| SHORT PROBLEM |
Examine the material below. Gather every line in which the string "mean" appears.

| EXERCISE INPUT |

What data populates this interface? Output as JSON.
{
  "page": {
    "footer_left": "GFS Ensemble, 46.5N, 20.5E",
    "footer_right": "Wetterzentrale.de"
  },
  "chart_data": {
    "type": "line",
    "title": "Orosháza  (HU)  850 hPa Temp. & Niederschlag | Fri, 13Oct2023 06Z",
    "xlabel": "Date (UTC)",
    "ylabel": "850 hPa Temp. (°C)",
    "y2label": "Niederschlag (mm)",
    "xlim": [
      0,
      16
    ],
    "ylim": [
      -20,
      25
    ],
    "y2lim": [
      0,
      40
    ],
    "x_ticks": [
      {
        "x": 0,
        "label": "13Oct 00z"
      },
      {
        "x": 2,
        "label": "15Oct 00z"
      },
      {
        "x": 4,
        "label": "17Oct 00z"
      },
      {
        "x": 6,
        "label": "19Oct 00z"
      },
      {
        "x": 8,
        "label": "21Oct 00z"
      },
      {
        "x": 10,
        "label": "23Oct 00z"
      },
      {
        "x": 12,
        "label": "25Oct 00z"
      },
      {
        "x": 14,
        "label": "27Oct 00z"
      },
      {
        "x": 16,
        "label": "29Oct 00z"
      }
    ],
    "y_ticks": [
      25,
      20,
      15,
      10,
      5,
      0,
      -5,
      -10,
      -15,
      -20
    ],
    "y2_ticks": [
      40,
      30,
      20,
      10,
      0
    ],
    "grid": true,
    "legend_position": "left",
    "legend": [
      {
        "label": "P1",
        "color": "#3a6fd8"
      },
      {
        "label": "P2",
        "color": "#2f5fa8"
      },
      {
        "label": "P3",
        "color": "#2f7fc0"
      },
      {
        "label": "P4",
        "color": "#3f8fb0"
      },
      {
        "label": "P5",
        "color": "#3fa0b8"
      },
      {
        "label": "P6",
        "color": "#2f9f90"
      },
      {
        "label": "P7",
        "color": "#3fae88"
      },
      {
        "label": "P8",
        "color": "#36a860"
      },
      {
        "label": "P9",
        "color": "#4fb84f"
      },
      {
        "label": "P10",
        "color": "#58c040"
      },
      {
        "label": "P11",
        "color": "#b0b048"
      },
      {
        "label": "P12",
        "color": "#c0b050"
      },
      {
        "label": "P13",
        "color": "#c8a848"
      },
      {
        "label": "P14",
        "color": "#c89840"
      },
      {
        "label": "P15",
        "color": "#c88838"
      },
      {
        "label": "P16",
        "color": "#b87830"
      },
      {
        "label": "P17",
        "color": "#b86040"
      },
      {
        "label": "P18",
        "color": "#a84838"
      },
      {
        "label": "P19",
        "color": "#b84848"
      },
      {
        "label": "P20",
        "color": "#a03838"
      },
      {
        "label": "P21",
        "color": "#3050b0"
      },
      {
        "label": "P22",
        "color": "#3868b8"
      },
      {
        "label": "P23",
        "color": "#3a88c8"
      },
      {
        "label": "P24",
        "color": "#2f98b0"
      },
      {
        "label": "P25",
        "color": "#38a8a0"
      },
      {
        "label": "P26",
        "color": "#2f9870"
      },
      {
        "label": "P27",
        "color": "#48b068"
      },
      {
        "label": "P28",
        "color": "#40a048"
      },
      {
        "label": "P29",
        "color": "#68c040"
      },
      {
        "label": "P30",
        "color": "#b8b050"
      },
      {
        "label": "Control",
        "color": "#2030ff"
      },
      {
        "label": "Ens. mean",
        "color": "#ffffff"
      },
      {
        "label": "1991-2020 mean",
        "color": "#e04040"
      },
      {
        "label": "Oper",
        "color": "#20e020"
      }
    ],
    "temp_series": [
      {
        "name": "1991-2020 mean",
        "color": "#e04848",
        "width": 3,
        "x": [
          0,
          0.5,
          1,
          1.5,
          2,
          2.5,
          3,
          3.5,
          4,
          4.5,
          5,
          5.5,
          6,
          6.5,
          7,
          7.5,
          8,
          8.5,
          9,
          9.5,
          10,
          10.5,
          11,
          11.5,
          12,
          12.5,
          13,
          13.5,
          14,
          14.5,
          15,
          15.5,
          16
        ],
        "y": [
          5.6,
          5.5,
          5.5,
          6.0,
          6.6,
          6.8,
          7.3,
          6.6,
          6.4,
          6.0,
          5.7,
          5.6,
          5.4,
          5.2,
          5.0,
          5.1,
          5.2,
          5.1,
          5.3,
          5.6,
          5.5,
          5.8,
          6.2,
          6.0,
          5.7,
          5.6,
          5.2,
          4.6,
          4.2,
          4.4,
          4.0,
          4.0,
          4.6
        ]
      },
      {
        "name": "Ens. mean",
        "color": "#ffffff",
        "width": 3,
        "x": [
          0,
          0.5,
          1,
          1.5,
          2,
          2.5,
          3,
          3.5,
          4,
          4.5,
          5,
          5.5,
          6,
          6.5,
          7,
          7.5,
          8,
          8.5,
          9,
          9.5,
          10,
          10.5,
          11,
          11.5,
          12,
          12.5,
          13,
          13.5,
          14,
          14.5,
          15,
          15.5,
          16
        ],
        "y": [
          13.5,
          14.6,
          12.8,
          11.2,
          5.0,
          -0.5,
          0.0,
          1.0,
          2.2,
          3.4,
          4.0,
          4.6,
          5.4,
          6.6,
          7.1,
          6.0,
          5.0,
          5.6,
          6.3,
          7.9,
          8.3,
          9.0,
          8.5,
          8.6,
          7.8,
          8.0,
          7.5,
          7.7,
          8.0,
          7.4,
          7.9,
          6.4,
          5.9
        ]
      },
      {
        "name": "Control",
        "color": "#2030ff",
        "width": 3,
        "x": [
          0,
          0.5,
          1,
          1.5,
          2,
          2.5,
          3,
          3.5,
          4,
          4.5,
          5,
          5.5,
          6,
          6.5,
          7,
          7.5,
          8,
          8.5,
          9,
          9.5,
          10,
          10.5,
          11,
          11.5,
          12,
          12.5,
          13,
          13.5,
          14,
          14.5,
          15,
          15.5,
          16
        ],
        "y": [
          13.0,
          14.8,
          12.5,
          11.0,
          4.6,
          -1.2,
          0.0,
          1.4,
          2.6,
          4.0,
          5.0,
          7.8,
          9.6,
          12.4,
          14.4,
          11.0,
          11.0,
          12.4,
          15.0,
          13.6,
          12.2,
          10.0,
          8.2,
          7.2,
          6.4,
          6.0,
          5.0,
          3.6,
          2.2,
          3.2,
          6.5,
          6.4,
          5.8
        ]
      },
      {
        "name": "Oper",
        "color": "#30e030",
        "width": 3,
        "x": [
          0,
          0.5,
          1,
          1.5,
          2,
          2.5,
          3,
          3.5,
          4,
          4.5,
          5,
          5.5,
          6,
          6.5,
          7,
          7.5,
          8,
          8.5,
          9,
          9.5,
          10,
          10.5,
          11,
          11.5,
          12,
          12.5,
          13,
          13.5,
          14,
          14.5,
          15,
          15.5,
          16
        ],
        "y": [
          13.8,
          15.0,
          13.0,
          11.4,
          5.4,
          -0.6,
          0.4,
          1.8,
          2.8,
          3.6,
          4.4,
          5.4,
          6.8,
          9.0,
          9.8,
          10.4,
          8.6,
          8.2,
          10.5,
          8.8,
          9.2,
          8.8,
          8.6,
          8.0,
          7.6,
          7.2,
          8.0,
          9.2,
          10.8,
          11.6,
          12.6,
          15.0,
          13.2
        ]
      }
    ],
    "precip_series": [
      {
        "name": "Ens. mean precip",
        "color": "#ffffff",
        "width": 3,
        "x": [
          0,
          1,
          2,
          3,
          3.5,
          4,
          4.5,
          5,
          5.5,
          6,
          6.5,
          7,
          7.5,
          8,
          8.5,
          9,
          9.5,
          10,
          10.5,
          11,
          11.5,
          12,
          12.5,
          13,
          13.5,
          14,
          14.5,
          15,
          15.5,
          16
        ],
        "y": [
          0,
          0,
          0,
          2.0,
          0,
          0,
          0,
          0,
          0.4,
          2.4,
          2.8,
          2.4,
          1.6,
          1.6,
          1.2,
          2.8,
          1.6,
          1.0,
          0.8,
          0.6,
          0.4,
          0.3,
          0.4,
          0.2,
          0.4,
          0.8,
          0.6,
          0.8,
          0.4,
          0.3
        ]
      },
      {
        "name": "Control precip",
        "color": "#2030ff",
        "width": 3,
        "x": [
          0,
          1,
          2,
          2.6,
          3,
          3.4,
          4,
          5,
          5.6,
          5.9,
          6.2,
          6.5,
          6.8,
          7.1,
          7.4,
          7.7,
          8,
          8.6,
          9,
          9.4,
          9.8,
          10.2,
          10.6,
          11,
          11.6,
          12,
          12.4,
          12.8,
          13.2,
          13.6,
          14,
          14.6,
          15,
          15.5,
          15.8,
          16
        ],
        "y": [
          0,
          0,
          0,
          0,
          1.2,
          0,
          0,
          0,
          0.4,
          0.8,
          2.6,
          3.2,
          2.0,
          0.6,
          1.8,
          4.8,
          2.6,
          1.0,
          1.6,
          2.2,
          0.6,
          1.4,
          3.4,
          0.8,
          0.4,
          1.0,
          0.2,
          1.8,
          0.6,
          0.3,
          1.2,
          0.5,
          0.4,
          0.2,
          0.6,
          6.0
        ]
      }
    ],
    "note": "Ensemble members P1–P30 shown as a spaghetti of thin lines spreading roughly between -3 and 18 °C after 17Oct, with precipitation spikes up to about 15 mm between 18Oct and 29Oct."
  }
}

| WORKED ANSWER |
        "label": "Ens. mean",
        "label": "1991-2020 mean",
        "name": "1991-2020 mean",
        "name": "Ens. mean",
        "name": "Ens. mean precip",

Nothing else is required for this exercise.